◆ **Retos**:
• a. Responde, según el artículo sobre los guías de la ESMA:
(i) ¿Desde hace cuánto tiempo trabajan los guías?
(ii) ¿En qué agrupación había militado Andrés?
(iii) ¿Qué dice Celeste que ya no quiere hacer?
• b. Presenta como tabla Markdown, con las columnas Número y Línea, las líneas del listado desde la que contiene "render-camera-icon[interactable]: 📷 xyxy=(1893,226,1910,242)" hasta la que contiene "add-cube-tool-icon[interactable]: ⬒ xyxy=(14,498,52,534)", ambas incluidas. Omite las líneas en blanco.

◆ **Texto mostrado**:
|---|

EL PAíS › TESTIMONIOS DE LOS QUE HARáN DEL EX CENTRO CLANDESTINO SU LUGAR DE TRABAJO

Los nuevos habitantes de la ESMA

Los guías trabajan desde hace tres años y esta semana comenzaron a mudarse funcionarios y empleados del Archivo Nacional de la Memoria. Tensión, euforia, reparación son algunas de las emociones que les provoca este nuevo y peculiar ámbito laboral.

 Por Victoria Ginzberg

Andrés llegó a la ESMA hace tres años. Había militado en HIJOS sin ser hijo de desaparecido. Dice que lo que le hace el trabajo menos pesado es el contacto con los sobrevivientes. Y el tiempo. Hay días en que Sabrina tiene que ir a dormir la siesta para reponerse del día laboral. A veces le duele el cuerpo y a veces se pelea en el colectivo con cualquiera por cualquier cosa. Celeste asegura que se aprende a poner distancia, pero que ya no quiere ir al cine a ver películas que traten sobre la represión de la dictadura. Luz está feliz. Le parece “buenísimo” que la gente visite el lugar. Que se entere de lo que pasó ahí nomás y hace tan sólo 30 años. Ellos forman el equipo de guías del Espacio para la Memoria que funciona en la ex Escuela de Mecánica de la Armada (ESMA). Todos lloraron, todos tuvieron pesadillas. Los sentimientos que genera el lugar no los asustan, de lo que tienen miedo es de, algún día, dejar de percibirlos.

|---|

◆ **Registros extraídos**:
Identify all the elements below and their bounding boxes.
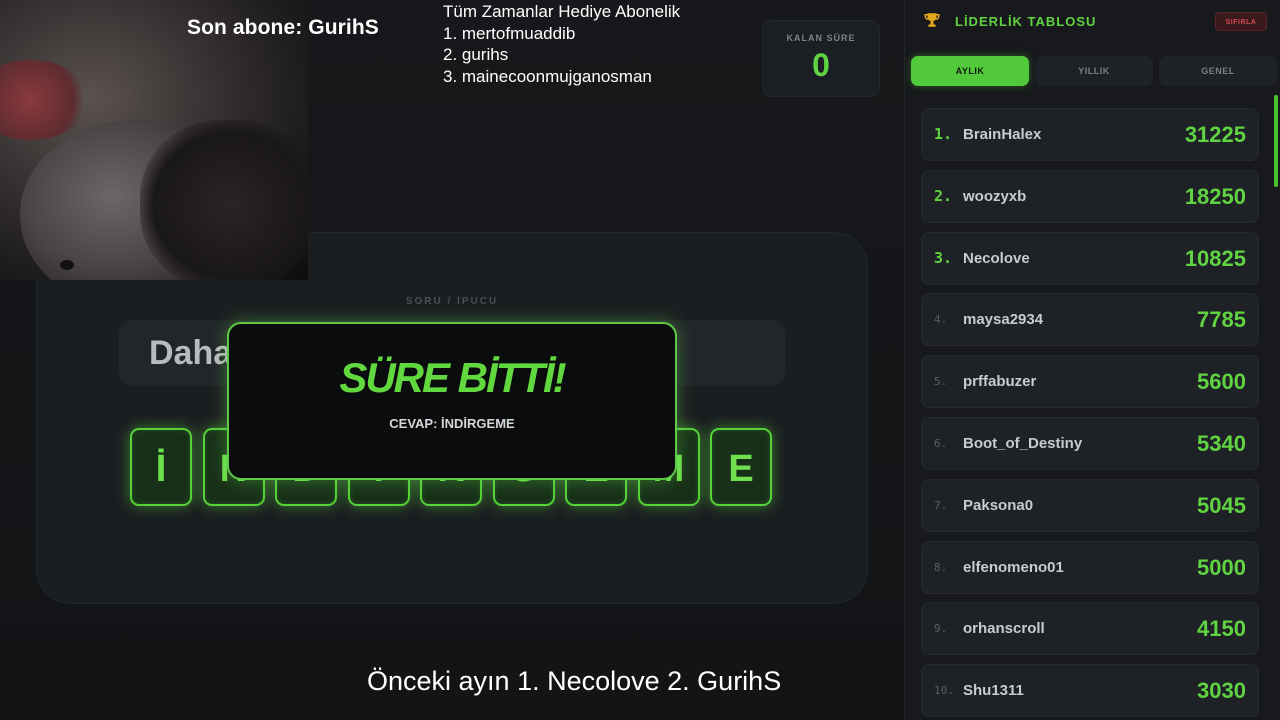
player-score: 7785 bbox=[1197, 307, 1246, 333]
player-score: 3030 bbox=[1197, 678, 1246, 704]
rank-number: 2. bbox=[934, 186, 953, 205]
player-score: 4150 bbox=[1197, 616, 1246, 642]
player-name: Necolove bbox=[963, 249, 1030, 267]
last-subscriber-text: Son abone: GurihS bbox=[187, 16, 379, 39]
rank-number: 4. bbox=[934, 313, 948, 327]
player-score: 31225 bbox=[1184, 122, 1246, 147]
leaderboard-row: 4. maysa2934 7785 bbox=[921, 293, 1259, 347]
alltime-entry: 2. gurihs bbox=[443, 45, 509, 64]
player-name: woozyxb bbox=[963, 187, 1027, 205]
player-name: orhanscroll bbox=[963, 620, 1045, 638]
remaining-time-box: KALAN SÜRE 0 bbox=[762, 20, 880, 97]
player-name: Paksona0 bbox=[963, 496, 1034, 514]
rank-number: 7. bbox=[934, 498, 948, 512]
leaderboard-row: 6. Boot_of_Destiny 5340 bbox=[921, 417, 1259, 470]
player-score: 5000 bbox=[1197, 554, 1246, 580]
leaderboard-row: 7. Paksona0 5045 bbox=[921, 478, 1259, 532]
leaderboard-row: 8. elfenomeno01 5000 bbox=[921, 540, 1259, 594]
rank-number: 6. bbox=[934, 437, 948, 450]
previous-month-winners: Önceki ayın 1. Necolove 2. GurihS bbox=[367, 666, 782, 696]
letter-tile: E bbox=[710, 428, 772, 506]
leaderboard-header: LİDERLİK TABLOSU SIFIRLA bbox=[905, 0, 1280, 42]
tab-monthly[interactable]: AYLIK bbox=[911, 56, 1029, 86]
game-stage: SORU / İPUCU Daha basit hale getirme, az… bbox=[0, 0, 904, 720]
leaderboard-row: 5. prffabuzer 5600 bbox=[921, 355, 1259, 409]
leaderboard-row: 9. orhanscroll 4150 bbox=[921, 602, 1259, 656]
rank-number: 10. bbox=[934, 684, 954, 698]
answer-text: CEVAP: İNDİRGEME bbox=[389, 416, 515, 431]
player-score: 5045 bbox=[1197, 492, 1246, 518]
alltime-gift-list: Tüm Zamanlar Hediye Abonelik 1. mertofmu… bbox=[443, 1, 680, 87]
leaderboard-scrollbar[interactable] bbox=[1274, 95, 1278, 187]
player-name: maysa2934 bbox=[963, 311, 1044, 329]
alltime-entry: 3. mainecoonmujganosman bbox=[443, 66, 652, 86]
player-score: 5600 bbox=[1197, 369, 1246, 395]
question-label: SORU / İPUCU bbox=[405, 296, 499, 307]
rank-number: 5. bbox=[934, 375, 948, 389]
time-up-modal: SÜRE BİTTİ! CEVAP: İNDİRGEME bbox=[227, 322, 677, 480]
leaderboard-row: 2. woozyxb 18250 bbox=[921, 169, 1259, 223]
timer-value: 0 bbox=[812, 47, 830, 83]
leaderboard-row: 10. Shu1311 3030 bbox=[921, 664, 1259, 718]
rank-number: 9. bbox=[934, 622, 948, 636]
tab-yearly[interactable]: YILLIK bbox=[1035, 56, 1153, 86]
rank-number: 1. bbox=[934, 125, 953, 143]
leaderboard-title: LİDERLİK TABLOSU bbox=[955, 14, 1097, 29]
player-name: BrainHalex bbox=[963, 126, 1042, 143]
leaderboard-row: 1. BrainHalex 31225 bbox=[921, 108, 1259, 161]
modal-title: SÜRE BİTTİ! bbox=[339, 354, 566, 401]
alltime-entry: 1. mertofmuaddib bbox=[443, 23, 576, 43]
player-score: 18250 bbox=[1184, 183, 1246, 209]
rank-number: 3. bbox=[934, 248, 953, 267]
webcam-feed bbox=[0, 0, 308, 280]
player-name: Shu1311 bbox=[963, 682, 1024, 700]
timer-label: KALAN SÜRE bbox=[786, 33, 856, 43]
leaderboard-row: 3. Necolove 10825 bbox=[921, 231, 1259, 285]
player-name: Boot_of_Destiny bbox=[963, 435, 1083, 452]
reset-button[interactable]: SIFIRLA bbox=[1215, 12, 1267, 31]
letter-tile: İ bbox=[130, 428, 192, 506]
player-score: 5340 bbox=[1197, 431, 1246, 456]
tab-overall[interactable]: GENEL bbox=[1159, 56, 1277, 86]
leaderboard-panel: LİDERLİK TABLOSU SIFIRLA AYLIK YILLIK GE… bbox=[904, 0, 1280, 720]
player-name: prffabuzer bbox=[963, 373, 1037, 391]
alltime-title: Tüm Zamanlar Hediye Abonelik bbox=[443, 2, 681, 21]
trophy-icon bbox=[924, 13, 940, 27]
player-name: elfenomeno01 bbox=[963, 558, 1064, 576]
player-score: 10825 bbox=[1184, 245, 1246, 271]
rank-number: 8. bbox=[934, 560, 948, 574]
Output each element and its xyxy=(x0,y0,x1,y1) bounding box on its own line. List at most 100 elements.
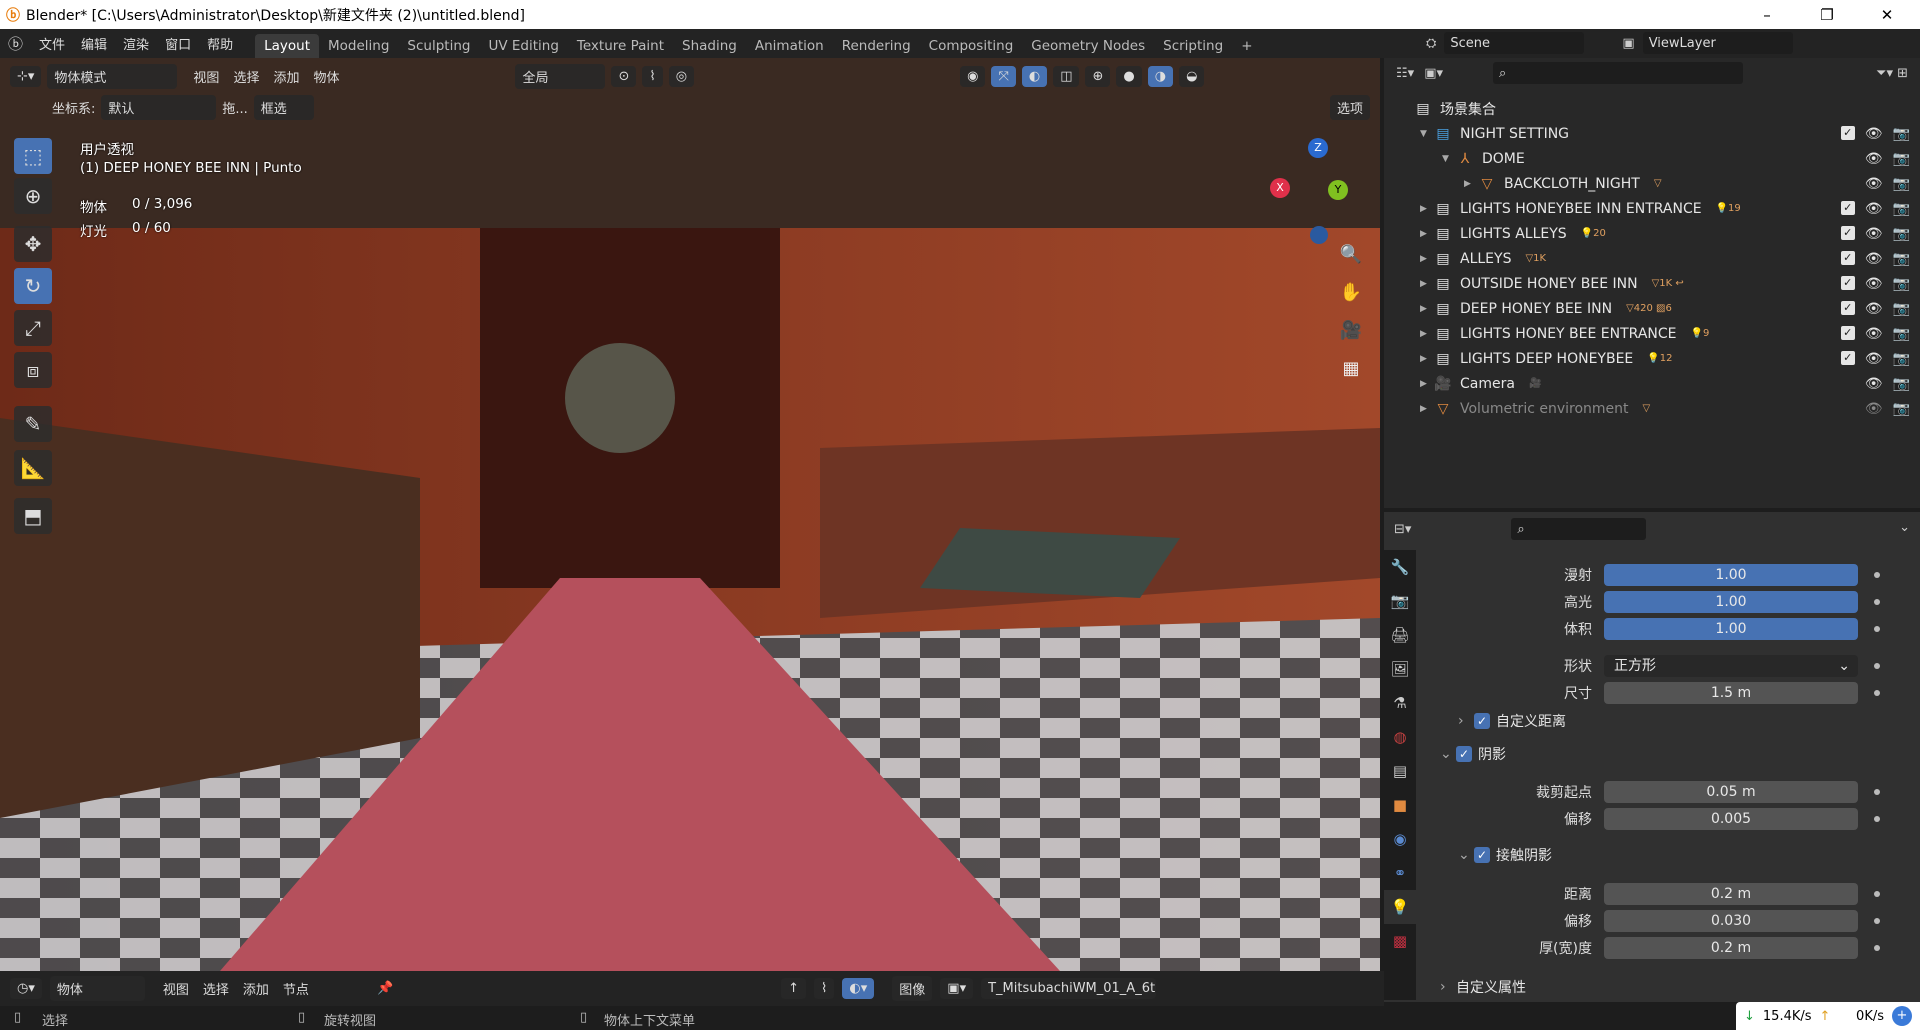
render-camera-icon[interactable]: 📷 xyxy=(1893,226,1910,242)
image-browse-icon[interactable]: ▣▾ xyxy=(940,978,974,999)
custom-distance-panel[interactable]: › ✓ 自定义距离 xyxy=(1458,711,1566,731)
gizmo-toggle-icon[interactable]: ⤧ xyxy=(991,65,1016,87)
render-camera-icon[interactable]: 📷 xyxy=(1893,251,1910,267)
eye-icon[interactable]: 👁 xyxy=(1865,126,1883,142)
expand-arrow-icon[interactable]: ▶ xyxy=(1464,179,1478,189)
editor-type-button[interactable]: ⊹▾ xyxy=(10,65,42,87)
render-camera-icon[interactable]: 📷 xyxy=(1893,126,1910,142)
overlay-icon[interactable]: ◐▾ xyxy=(842,978,875,999)
keyframe-dot[interactable] xyxy=(1874,891,1880,897)
zoom-icon[interactable]: 🔍 xyxy=(1334,238,1368,270)
constraints-tab-icon[interactable]: ⚭ xyxy=(1384,856,1416,890)
add-cube-tool-icon[interactable]: ⬒ xyxy=(14,498,52,534)
close-button[interactable]: ✕ xyxy=(1864,0,1910,29)
contact-shadow-panel-checkbox[interactable]: ✓ xyxy=(1474,847,1490,863)
menu-1[interactable]: 编辑 xyxy=(73,34,115,53)
expand-arrow-icon[interactable]: ▶ xyxy=(1420,254,1434,264)
outliner-item-name[interactable]: DEEP HONEY BEE INN xyxy=(1460,301,1612,317)
expand-arrow-icon[interactable]: ▶ xyxy=(1420,279,1434,289)
coord-selector[interactable]: 默认 xyxy=(101,94,217,120)
tab-workspace-6[interactable]: Animation xyxy=(746,34,833,58)
exclude-checkbox[interactable]: ✓ xyxy=(1840,250,1855,265)
keyframe-dot[interactable] xyxy=(1874,599,1880,605)
drag-label[interactable]: 拖... xyxy=(222,98,247,117)
expand-arrow-icon[interactable]: ▶ xyxy=(1420,329,1434,339)
outliner-row[interactable]: ▶ ▤ LIGHTS HONEY BEE ENTRANCE 💡9 ✓ 👁 📷 xyxy=(1384,321,1920,346)
world-tab-icon[interactable]: ◍ xyxy=(1384,720,1416,754)
add-icon[interactable]: + xyxy=(1892,1006,1912,1026)
tab-workspace-7[interactable]: Rendering xyxy=(833,34,920,58)
material-shading-icon[interactable]: ◑ xyxy=(1147,65,1174,87)
image-name-field[interactable]: T_MitsubachiWM_01_A_6th xyxy=(981,978,1157,999)
tool-tab-icon[interactable]: 🔧 xyxy=(1384,550,1416,584)
outliner-row[interactable]: ▶ ▤ LIGHTS HONEYBEE INN ENTRANCE 💡19 ✓ 👁 📷 xyxy=(1384,196,1920,221)
contact-2-field[interactable]: 0.2 m xyxy=(1604,937,1858,959)
overlay-toggle-icon[interactable]: ◐ xyxy=(1021,65,1048,87)
keyframe-dot[interactable] xyxy=(1874,945,1880,951)
outliner-item-name[interactable]: ALLEYS xyxy=(1460,251,1511,267)
shadow-panel[interactable]: ⌄ ✓ 阴影 xyxy=(1440,744,1506,764)
influence-1-field[interactable]: 1.00 xyxy=(1604,591,1858,613)
light-data-tab-icon[interactable]: 💡 xyxy=(1384,890,1416,924)
expand-arrow-icon[interactable]: ▶ xyxy=(1420,404,1434,414)
options-button[interactable]: 选项 xyxy=(1329,94,1370,120)
shadow-panel-checkbox[interactable]: ✓ xyxy=(1456,746,1472,762)
outliner-item-name[interactable]: Volumetric environment xyxy=(1460,401,1629,417)
wireframe-shading-icon[interactable]: ⊕ xyxy=(1085,65,1111,87)
outliner-row[interactable]: ▶ 🎥 Camera 🎥 👁 📷 xyxy=(1384,371,1920,396)
tab-workspace-10[interactable]: Scripting xyxy=(1154,34,1232,58)
expand-arrow-icon[interactable]: ▼ xyxy=(1442,154,1456,164)
view-layer-tab-icon[interactable]: 🖼 xyxy=(1384,652,1416,686)
cursor-tool-icon[interactable]: ⊕ xyxy=(14,178,52,214)
viewport-menu-2[interactable]: 添加 xyxy=(273,67,299,86)
render-camera-icon[interactable]: 📷 xyxy=(1893,376,1910,392)
outliner-row[interactable]: ▶ ▤ DEEP HONEY BEE INN ▽420 ▨6 ✓ 👁 📷 xyxy=(1384,296,1920,321)
contact-0-field[interactable]: 0.2 m xyxy=(1604,883,1858,905)
tab-workspace-0[interactable]: Layout xyxy=(255,34,319,58)
expand-arrow-icon[interactable]: ▶ xyxy=(1420,304,1434,314)
bottom-menu-0[interactable]: 视图 xyxy=(163,979,189,998)
filter-icon[interactable]: ⏷▾ ⊞ xyxy=(1876,66,1908,81)
exclude-checkbox[interactable]: ✓ xyxy=(1840,275,1855,290)
outliner-item-name[interactable]: LIGHTS DEEP HONEYBEE xyxy=(1460,351,1633,367)
eye-icon[interactable]: 👁 xyxy=(1865,376,1883,392)
solid-shading-icon[interactable]: ● xyxy=(1116,65,1142,87)
viewport-menu-1[interactable]: 选择 xyxy=(233,67,259,86)
chevron-right-icon[interactable]: › xyxy=(1440,979,1456,995)
keyframe-dot[interactable] xyxy=(1874,816,1880,822)
keyframe-dot[interactable] xyxy=(1874,918,1880,924)
scene-selector[interactable]: Scene xyxy=(1444,32,1585,54)
keyframe-dot[interactable] xyxy=(1874,572,1880,578)
menu-0[interactable]: 文件 xyxy=(31,34,73,53)
tab-workspace-1[interactable]: Modeling xyxy=(319,34,398,58)
outliner-row[interactable]: ▶ ▤ OUTSIDE HONEY BEE INN ▽1K ↩ ✓ 👁 📷 xyxy=(1384,271,1920,296)
custom-properties-panel[interactable]: › 自定义属性 xyxy=(1440,977,1526,997)
outliner-item-name[interactable]: DOME xyxy=(1482,151,1525,167)
tab-workspace-8[interactable]: Compositing xyxy=(920,34,1023,58)
influence-2-field[interactable]: 1.00 xyxy=(1604,618,1858,640)
display-mode-icon[interactable]: ☷▾ xyxy=(1396,66,1414,81)
outliner-row[interactable]: ▼ ▤ NIGHT SETTING ✓ 👁 📷 xyxy=(1384,121,1920,146)
collection-tab-icon[interactable]: ▤ xyxy=(1384,754,1416,788)
rotate-tool-icon[interactable]: ↻ xyxy=(14,268,52,304)
bottom-menu-3[interactable]: 节点 xyxy=(283,979,309,998)
tab-workspace-11[interactable]: + xyxy=(1232,34,1261,58)
eye-icon[interactable]: 👁 xyxy=(1865,226,1883,242)
properties-search-input[interactable]: ⌕ xyxy=(1511,518,1647,540)
scale-tool-icon[interactable]: ⤢ xyxy=(14,310,52,346)
parent-icon[interactable]: ↑ xyxy=(781,978,807,999)
rendered-shading-icon[interactable]: ◒ xyxy=(1179,65,1205,87)
outliner-row[interactable]: ▶ ▽ BACKCLOTH_NIGHT ▽ 👁 📷 xyxy=(1384,171,1920,196)
shadow-1-field[interactable]: 0.005 xyxy=(1604,808,1858,830)
outliner-root[interactable]: ▤ 场景集合 xyxy=(1384,96,1920,121)
keyframe-dot[interactable] xyxy=(1874,789,1880,795)
output-tab-icon[interactable]: 🖨 xyxy=(1384,618,1416,652)
gizmo-x[interactable]: X xyxy=(1270,178,1290,198)
outliner-item-name[interactable]: LIGHTS HONEYBEE INN ENTRANCE xyxy=(1460,201,1702,217)
contact-1-field[interactable]: 0.030 xyxy=(1604,910,1858,932)
outliner-item-name[interactable]: OUTSIDE HONEY BEE INN xyxy=(1460,276,1638,292)
outliner-search-input[interactable]: ⌕ xyxy=(1493,62,1743,84)
outliner-row[interactable]: ▶ ▤ LIGHTS DEEP HONEYBEE 💡12 ✓ 👁 📷 xyxy=(1384,346,1920,371)
custom-distance-panel-checkbox[interactable]: ✓ xyxy=(1474,713,1490,729)
keyframe-dot[interactable] xyxy=(1874,626,1880,632)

|---|

◆ **Tareas resueltas**:
• a.
(i) Desde hace tres años.
(ii) En HIJOS.
(iii) Ir al cine a ver películas que traten sobre la represión de la dictadura.

• b.
| Número | Línea |
|---|---|
| 1 | render-camera-icon[interactable]: 📷 xyxy=(1893,226,1910,242) |
| 2 | image-browse-icon[interactable]: ▣▾ xyxy=(940,978,974,999) |
| 3 | custom-distance-panel[interactable]: › ✓ 自定义距离 xyxy=(1458,711,1566,731) |
| 4 | gizmo-toggle-icon[interactable]: ⤧ xyxy=(991,65,1016,87) |
| 5 | render-camera-icon[interactable]: 📷 xyxy=(1893,251,1910,267) |
| 6 | eye-icon[interactable]: 👁 xyxy=(1865,126,1883,142) |
| 7 | expand-arrow-icon[interactable]: ▶ xyxy=(1464,179,1478,189) |
| 8 | editor-type-button[interactable]: ⊹▾ xyxy=(10,65,42,87) |
| 9 | render-camera-icon[interactable]: 📷 xyxy=(1893,126,1910,142) |
| 10 | overlay-icon[interactable]: ◐▾ xyxy=(842,978,875,999) |
| 11 | keyframe-dot[interactable] xyxy=(1874,891,1880,897) |
| 12 | zoom-icon[interactable]: 🔍 xyxy=(1334,238,1368,270) |
| 13 | constraints-tab-icon[interactable]: ⚭ xyxy=(1384,856,1416,890) |
| 14 | add-cube-tool-icon[interactable]: ⬒ xyxy=(14,498,52,534) |